# SHORT EXERCISE
Print out every record exactly as it appears.

(Data entries)
START

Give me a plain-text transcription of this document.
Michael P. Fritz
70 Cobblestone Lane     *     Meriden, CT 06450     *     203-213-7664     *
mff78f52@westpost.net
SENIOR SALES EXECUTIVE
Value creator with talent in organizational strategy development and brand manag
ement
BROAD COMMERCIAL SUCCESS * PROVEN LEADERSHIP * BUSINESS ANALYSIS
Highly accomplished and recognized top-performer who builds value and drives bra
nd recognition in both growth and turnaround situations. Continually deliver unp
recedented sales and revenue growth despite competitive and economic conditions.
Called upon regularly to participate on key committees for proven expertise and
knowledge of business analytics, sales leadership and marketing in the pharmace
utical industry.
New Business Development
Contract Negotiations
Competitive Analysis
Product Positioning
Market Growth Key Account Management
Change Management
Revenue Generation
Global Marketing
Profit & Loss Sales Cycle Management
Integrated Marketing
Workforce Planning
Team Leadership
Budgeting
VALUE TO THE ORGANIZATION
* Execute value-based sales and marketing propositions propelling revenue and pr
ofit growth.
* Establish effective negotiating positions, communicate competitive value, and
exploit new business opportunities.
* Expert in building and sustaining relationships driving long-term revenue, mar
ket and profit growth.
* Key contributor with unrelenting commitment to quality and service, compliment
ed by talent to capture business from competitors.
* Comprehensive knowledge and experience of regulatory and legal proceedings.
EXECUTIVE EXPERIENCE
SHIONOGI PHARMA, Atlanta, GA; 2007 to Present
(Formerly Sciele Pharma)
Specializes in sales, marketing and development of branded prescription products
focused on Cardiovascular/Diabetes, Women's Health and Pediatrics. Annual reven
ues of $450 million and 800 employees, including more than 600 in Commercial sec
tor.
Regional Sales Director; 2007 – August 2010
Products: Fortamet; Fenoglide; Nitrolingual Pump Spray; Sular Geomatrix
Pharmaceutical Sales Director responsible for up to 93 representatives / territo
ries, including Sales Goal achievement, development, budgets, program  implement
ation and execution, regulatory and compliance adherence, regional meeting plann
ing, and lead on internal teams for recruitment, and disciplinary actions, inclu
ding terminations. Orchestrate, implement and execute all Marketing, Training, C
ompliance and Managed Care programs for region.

END

# TASK SOLUTION
Give me a plain-text transcription of this document.
Michael P. Fritz
70 Cobblestone Lane     *     Meriden, CT 06450     *     203-213-7664     *
mff78f52@westpost.net
SENIOR SALES EXECUTIVE
Value creator with talent in organizational strategy development and brand manag
ement
BROAD COMMERCIAL SUCCESS * PROVEN LEADERSHIP * BUSINESS ANALYSIS
Highly accomplished and recognized top-performer who builds value and drives bra
nd recognition in both growth and turnaround situations. Continually deliver unp
recedented sales and revenue growth despite competitive and economic conditions.
Called upon regularly to participate on key committees for proven expertise and
knowledge of business analytics, sales leadership and marketing in the pharmace
utical industry.
New Business Development
Contract Negotiations
Competitive Analysis
Product Positioning
Market Growth Key Account Management
Change Management
Revenue Generation
Global Marketing
Profit & Loss Sales Cycle Management
Integrated Marketing
Workforce Planning
Team Leadership
Budgeting
VALUE TO THE ORGANIZATION
* Execute value-based sales and marketing propositions propelling revenue and pr
ofit growth.
* Establish effective negotiating positions, communicate competitive value, and
exploit new business opportunities.
* Expert in building and sustaining relationships driving long-term revenue, mar
ket and profit growth.
* Key contributor with unrelenting commitment to quality and service, compliment
ed by talent to capture business from competitors.
* Comprehensive knowledge and experience of regulatory and legal proceedings.
EXECUTIVE EXPERIENCE
SHIONOGI PHARMA, Atlanta, GA; 2007 to Present
(Formerly Sciele Pharma)
Specializes in sales, marketing and development of branded prescription products
focused on Cardiovascular/Diabetes, Women's Health and Pediatrics. Annual reven
ues of $450 million and 800 employees, including more than 600 in Commercial sec
tor.
Regional Sales Director; 2007 – August 2010
Products: Fortamet; Fenoglide; Nitrolingual Pump Spray; Sular Geomatrix
Pharmaceutical Sales Director responsible for up to 93 representatives / territo
ries, including Sales Goal achievement, development, budgets, program  implement
ation and execution, regulatory and compliance adherence, regional meeting plann
ing, and lead on internal teams for recruitment, and disciplinary actions, inclu
ding terminations. Orchestrate, implement and execute all Marketing, Training, C
ompliance and Managed Care programs for region.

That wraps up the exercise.